> **Figure dataset records**
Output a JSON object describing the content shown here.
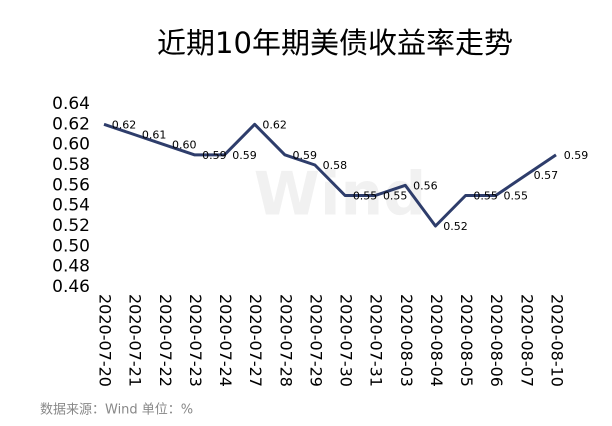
{
  "chart_data": {
    "type": "line",
    "title": "近期10年期美债收益率走势",
    "source": "数据来源：Wind   单位：%",
    "watermark": "Wind",
    "categories": [
      "2020-07-20",
      "2020-07-21",
      "2020-07-22",
      "2020-07-23",
      "2020-07-24",
      "2020-07-27",
      "2020-07-28",
      "2020-07-29",
      "2020-07-30",
      "2020-07-31",
      "2020-08-03",
      "2020-08-04",
      "2020-08-05",
      "2020-08-06",
      "2020-08-07",
      "2020-08-10"
    ],
    "series": [
      {
        "color": "#2e3d6b",
        "values": [
          0.62,
          0.61,
          0.6,
          0.59,
          0.59,
          0.62,
          0.59,
          0.58,
          0.55,
          0.55,
          0.56,
          0.52,
          0.55,
          0.55,
          0.57,
          0.59
        ],
        "value_labels": [
          "0.62",
          "0.61",
          "0.60",
          "0.59",
          "0.59",
          "0.62",
          "0.59",
          "0.58",
          "0.55",
          "0.55",
          "0.56",
          "0.52",
          "0.55",
          "0.55",
          "0.57",
          "0.59"
        ]
      }
    ],
    "ylim": [
      0.46,
      0.64
    ],
    "yticks": [
      0.46,
      0.48,
      {
        "value": 0.5,
        "label": "0.50"
      },
      0.52,
      0.54,
      0.56,
      0.58,
      {
        "value": 0.6,
        "label": "0.60"
      },
      0.62,
      0.64
    ],
    "grid": false
  }
}
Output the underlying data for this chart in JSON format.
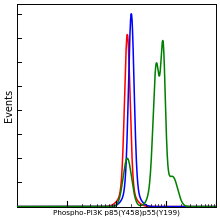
{
  "title": "Phospho-PI3K p85(Y458)p55(Y199)",
  "ylabel": "Events",
  "xlabel": "Phospho-PI3K p85(Y458)p55(Y199)",
  "background_color": "#ffffff",
  "plot_bg_color": "#ffffff",
  "blue_color": "#0000ff",
  "red_color": "#ff0000",
  "green_color": "#008000",
  "x_min": 1,
  "x_max": 10000,
  "y_min": 0,
  "y_max": 1.05,
  "blue_peaks": [
    {
      "mu_log": 2.3,
      "sigma_log": 0.055,
      "amp": 1.0
    },
    {
      "mu_log": 2.3,
      "sigma_log": 0.13,
      "amp": 0.12
    }
  ],
  "red_peaks": [
    {
      "mu_log": 2.22,
      "sigma_log": 0.055,
      "amp": 0.9
    },
    {
      "mu_log": 2.22,
      "sigma_log": 0.14,
      "amp": 0.1
    }
  ],
  "green_peaks": [
    {
      "mu_log": 2.22,
      "sigma_log": 0.085,
      "amp": 0.28
    },
    {
      "mu_log": 2.8,
      "sigma_log": 0.06,
      "amp": 0.6
    },
    {
      "mu_log": 2.94,
      "sigma_log": 0.045,
      "amp": 0.7
    },
    {
      "mu_log": 2.86,
      "sigma_log": 0.13,
      "amp": 0.25
    },
    {
      "mu_log": 3.15,
      "sigma_log": 0.09,
      "amp": 0.15
    }
  ]
}
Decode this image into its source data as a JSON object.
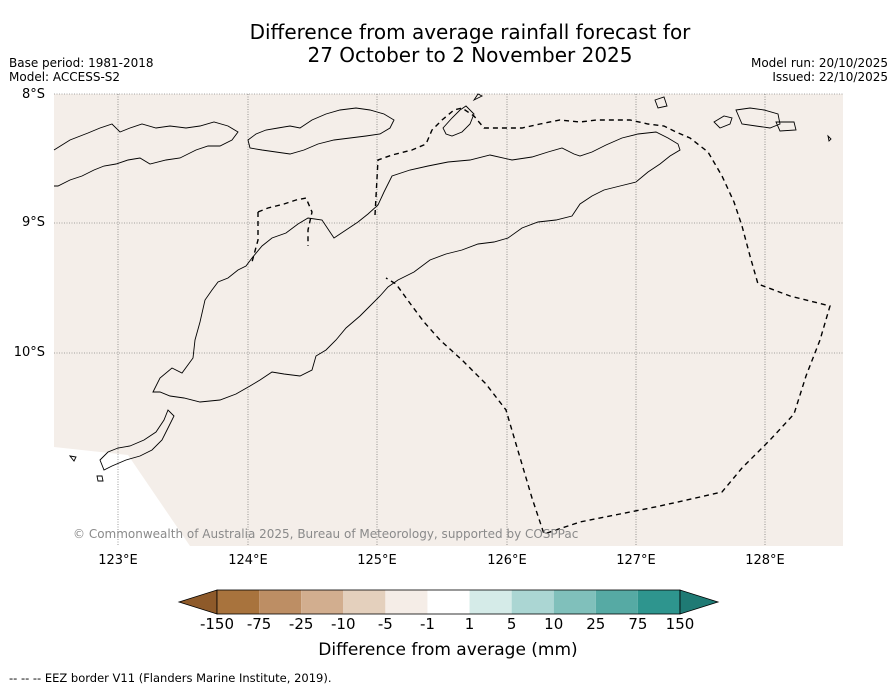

> **What is being asked**
List all lines from the entries that include the word "object".

> **Response**
Output a JSON object describing the content shown here.
Decode this image into its source data as a JSON object.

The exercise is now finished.